### Aim of the task
Repeat everything in the material exactly.

** BEGIN **

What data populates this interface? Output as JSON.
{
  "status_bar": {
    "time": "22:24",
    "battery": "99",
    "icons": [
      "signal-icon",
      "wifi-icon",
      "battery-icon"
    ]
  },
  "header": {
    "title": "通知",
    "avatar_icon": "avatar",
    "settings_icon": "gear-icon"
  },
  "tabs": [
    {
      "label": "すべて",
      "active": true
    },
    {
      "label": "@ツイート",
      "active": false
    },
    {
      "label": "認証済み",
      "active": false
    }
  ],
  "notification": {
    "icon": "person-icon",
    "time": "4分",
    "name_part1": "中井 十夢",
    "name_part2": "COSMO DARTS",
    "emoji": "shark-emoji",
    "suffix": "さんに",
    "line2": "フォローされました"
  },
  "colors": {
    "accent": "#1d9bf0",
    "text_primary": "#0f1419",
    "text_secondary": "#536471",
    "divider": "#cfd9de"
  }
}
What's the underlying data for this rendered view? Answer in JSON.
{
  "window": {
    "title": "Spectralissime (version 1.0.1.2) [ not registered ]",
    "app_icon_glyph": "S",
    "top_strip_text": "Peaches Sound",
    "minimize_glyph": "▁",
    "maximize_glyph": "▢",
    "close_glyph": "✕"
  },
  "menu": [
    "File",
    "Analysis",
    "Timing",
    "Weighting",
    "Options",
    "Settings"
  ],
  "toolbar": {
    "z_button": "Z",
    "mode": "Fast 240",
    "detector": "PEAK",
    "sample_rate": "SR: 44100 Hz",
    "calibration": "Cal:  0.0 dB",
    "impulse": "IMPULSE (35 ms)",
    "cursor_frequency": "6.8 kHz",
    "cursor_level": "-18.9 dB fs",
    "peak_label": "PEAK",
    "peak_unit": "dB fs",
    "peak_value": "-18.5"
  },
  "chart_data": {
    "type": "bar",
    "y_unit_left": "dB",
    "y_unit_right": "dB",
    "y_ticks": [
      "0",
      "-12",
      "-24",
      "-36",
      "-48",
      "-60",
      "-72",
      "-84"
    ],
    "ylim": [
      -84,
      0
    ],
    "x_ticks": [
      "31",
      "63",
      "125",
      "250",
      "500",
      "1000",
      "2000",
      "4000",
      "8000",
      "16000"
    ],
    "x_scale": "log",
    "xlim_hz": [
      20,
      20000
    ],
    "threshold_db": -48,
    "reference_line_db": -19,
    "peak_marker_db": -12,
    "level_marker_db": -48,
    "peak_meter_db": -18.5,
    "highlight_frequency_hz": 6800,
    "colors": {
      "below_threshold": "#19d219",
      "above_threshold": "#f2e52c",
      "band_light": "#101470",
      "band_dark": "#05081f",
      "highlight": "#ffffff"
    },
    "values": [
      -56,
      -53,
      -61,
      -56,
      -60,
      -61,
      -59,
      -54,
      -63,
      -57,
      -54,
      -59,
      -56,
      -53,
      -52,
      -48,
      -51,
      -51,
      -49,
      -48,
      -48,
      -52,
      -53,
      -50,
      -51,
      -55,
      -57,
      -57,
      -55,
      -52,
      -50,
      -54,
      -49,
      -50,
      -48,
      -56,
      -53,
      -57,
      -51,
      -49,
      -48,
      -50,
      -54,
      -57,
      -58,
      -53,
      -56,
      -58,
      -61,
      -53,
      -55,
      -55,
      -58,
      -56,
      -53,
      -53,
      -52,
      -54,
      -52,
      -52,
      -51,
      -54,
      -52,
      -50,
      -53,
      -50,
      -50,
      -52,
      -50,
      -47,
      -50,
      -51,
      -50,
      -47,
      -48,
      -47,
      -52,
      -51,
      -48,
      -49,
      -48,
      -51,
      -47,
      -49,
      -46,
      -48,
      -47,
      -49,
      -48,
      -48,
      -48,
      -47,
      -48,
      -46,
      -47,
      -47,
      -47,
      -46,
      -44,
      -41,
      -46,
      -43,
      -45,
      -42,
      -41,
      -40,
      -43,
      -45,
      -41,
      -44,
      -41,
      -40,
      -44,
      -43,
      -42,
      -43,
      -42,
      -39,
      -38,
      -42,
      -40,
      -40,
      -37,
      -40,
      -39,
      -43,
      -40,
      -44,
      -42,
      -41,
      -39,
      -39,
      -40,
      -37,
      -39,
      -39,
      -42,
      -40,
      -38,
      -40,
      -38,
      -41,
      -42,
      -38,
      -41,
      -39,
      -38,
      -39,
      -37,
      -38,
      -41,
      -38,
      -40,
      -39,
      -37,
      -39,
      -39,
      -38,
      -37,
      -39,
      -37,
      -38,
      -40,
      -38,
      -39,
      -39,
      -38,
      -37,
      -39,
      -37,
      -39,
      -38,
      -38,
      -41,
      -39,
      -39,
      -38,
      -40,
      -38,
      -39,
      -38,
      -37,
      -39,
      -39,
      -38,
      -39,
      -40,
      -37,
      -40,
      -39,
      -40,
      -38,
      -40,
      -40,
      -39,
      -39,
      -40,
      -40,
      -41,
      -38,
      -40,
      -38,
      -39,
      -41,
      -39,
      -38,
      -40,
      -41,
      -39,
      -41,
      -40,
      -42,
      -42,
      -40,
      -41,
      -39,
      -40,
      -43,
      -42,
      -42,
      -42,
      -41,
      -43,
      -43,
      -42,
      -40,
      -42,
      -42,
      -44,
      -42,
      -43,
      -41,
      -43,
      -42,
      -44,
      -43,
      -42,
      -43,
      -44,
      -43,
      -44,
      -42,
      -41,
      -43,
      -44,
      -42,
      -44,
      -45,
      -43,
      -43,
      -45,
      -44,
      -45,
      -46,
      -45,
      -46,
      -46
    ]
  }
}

** END **

### Solution below
What data populates this interface? Output as JSON.
{
  "status_bar": {
    "time": "22:24",
    "battery": "99",
    "icons": [
      "signal-icon",
      "wifi-icon",
      "battery-icon"
    ]
  },
  "header": {
    "title": "通知",
    "avatar_icon": "avatar",
    "settings_icon": "gear-icon"
  },
  "tabs": [
    {
      "label": "すべて",
      "active": true
    },
    {
      "label": "@ツイート",
      "active": false
    },
    {
      "label": "認証済み",
      "active": false
    }
  ],
  "notification": {
    "icon": "person-icon",
    "time": "4分",
    "name_part1": "中井 十夢",
    "name_part2": "COSMO DARTS",
    "emoji": "shark-emoji",
    "suffix": "さんに",
    "line2": "フォローされました"
  },
  "colors": {
    "accent": "#1d9bf0",
    "text_primary": "#0f1419",
    "text_secondary": "#536471",
    "divider": "#cfd9de"
  }
}
What's the underlying data for this rendered view? Answer in JSON.
{
  "window": {
    "title": "Spectralissime (version 1.0.1.2) [ not registered ]",
    "app_icon_glyph": "S",
    "top_strip_text": "Peaches Sound",
    "minimize_glyph": "▁",
    "maximize_glyph": "▢",
    "close_glyph": "✕"
  },
  "menu": [
    "File",
    "Analysis",
    "Timing",
    "Weighting",
    "Options",
    "Settings"
  ],
  "toolbar": {
    "z_button": "Z",
    "mode": "Fast 240",
    "detector": "PEAK",
    "sample_rate": "SR: 44100 Hz",
    "calibration": "Cal:  0.0 dB",
    "impulse": "IMPULSE (35 ms)",
    "cursor_frequency": "6.8 kHz",
    "cursor_level": "-18.9 dB fs",
    "peak_label": "PEAK",
    "peak_unit": "dB fs",
    "peak_value": "-18.5"
  },
  "chart_data": {
    "type": "bar",
    "y_unit_left": "dB",
    "y_unit_right": "dB",
    "y_ticks": [
      "0",
      "-12",
      "-24",
      "-36",
      "-48",
      "-60",
      "-72",
      "-84"
    ],
    "ylim": [
      -84,
      0
    ],
    "x_ticks": [
      "31",
      "63",
      "125",
      "250",
      "500",
      "1000",
      "2000",
      "4000",
      "8000",
      "16000"
    ],
    "x_scale": "log",
    "xlim_hz": [
      20,
      20000
    ],
    "threshold_db": -48,
    "reference_line_db": -19,
    "peak_marker_db": -12,
    "level_marker_db": -48,
    "peak_meter_db": -18.5,
    "highlight_frequency_hz": 6800,
    "colors": {
      "below_threshold": "#19d219",
      "above_threshold": "#f2e52c",
      "band_light": "#101470",
      "band_dark": "#05081f",
      "highlight": "#ffffff"
    },
    "values": [
      -56,
      -53,
      -61,
      -56,
      -60,
      -61,
      -59,
      -54,
      -63,
      -57,
      -54,
      -59,
      -56,
      -53,
      -52,
      -48,
      -51,
      -51,
      -49,
      -48,
      -48,
      -52,
      -53,
      -50,
      -51,
      -55,
      -57,
      -57,
      -55,
      -52,
      -50,
      -54,
      -49,
      -50,
      -48,
      -56,
      -53,
      -57,
      -51,
      -49,
      -48,
      -50,
      -54,
      -57,
      -58,
      -53,
      -56,
      -58,
      -61,
      -53,
      -55,
      -55,
      -58,
      -56,
      -53,
      -53,
      -52,
      -54,
      -52,
      -52,
      -51,
      -54,
      -52,
      -50,
      -53,
      -50,
      -50,
      -52,
      -50,
      -47,
      -50,
      -51,
      -50,
      -47,
      -48,
      -47,
      -52,
      -51,
      -48,
      -49,
      -48,
      -51,
      -47,
      -49,
      -46,
      -48,
      -47,
      -49,
      -48,
      -48,
      -48,
      -47,
      -48,
      -46,
      -47,
      -47,
      -47,
      -46,
      -44,
      -41,
      -46,
      -43,
      -45,
      -42,
      -41,
      -40,
      -43,
      -45,
      -41,
      -44,
      -41,
      -40,
      -44,
      -43,
      -42,
      -43,
      -42,
      -39,
      -38,
      -42,
      -40,
      -40,
      -37,
      -40,
      -39,
      -43,
      -40,
      -44,
      -42,
      -41,
      -39,
      -39,
      -40,
      -37,
      -39,
      -39,
      -42,
      -40,
      -38,
      -40,
      -38,
      -41,
      -42,
      -38,
      -41,
      -39,
      -38,
      -39,
      -37,
      -38,
      -41,
      -38,
      -40,
      -39,
      -37,
      -39,
      -39,
      -38,
      -37,
      -39,
      -37,
      -38,
      -40,
      -38,
      -39,
      -39,
      -38,
      -37,
      -39,
      -37,
      -39,
      -38,
      -38,
      -41,
      -39,
      -39,
      -38,
      -40,
      -38,
      -39,
      -38,
      -37,
      -39,
      -39,
      -38,
      -39,
      -40,
      -37,
      -40,
      -39,
      -40,
      -38,
      -40,
      -40,
      -39,
      -39,
      -40,
      -40,
      -41,
      -38,
      -40,
      -38,
      -39,
      -41,
      -39,
      -38,
      -40,
      -41,
      -39,
      -41,
      -40,
      -42,
      -42,
      -40,
      -41,
      -39,
      -40,
      -43,
      -42,
      -42,
      -42,
      -41,
      -43,
      -43,
      -42,
      -40,
      -42,
      -42,
      -44,
      -42,
      -43,
      -41,
      -43,
      -42,
      -44,
      -43,
      -42,
      -43,
      -44,
      -43,
      -44,
      -42,
      -41,
      -43,
      -44,
      -42,
      -44,
      -45,
      -43,
      -43,
      -45,
      -44,
      -45,
      -46,
      -45,
      -46,
      -46
    ]
  }
}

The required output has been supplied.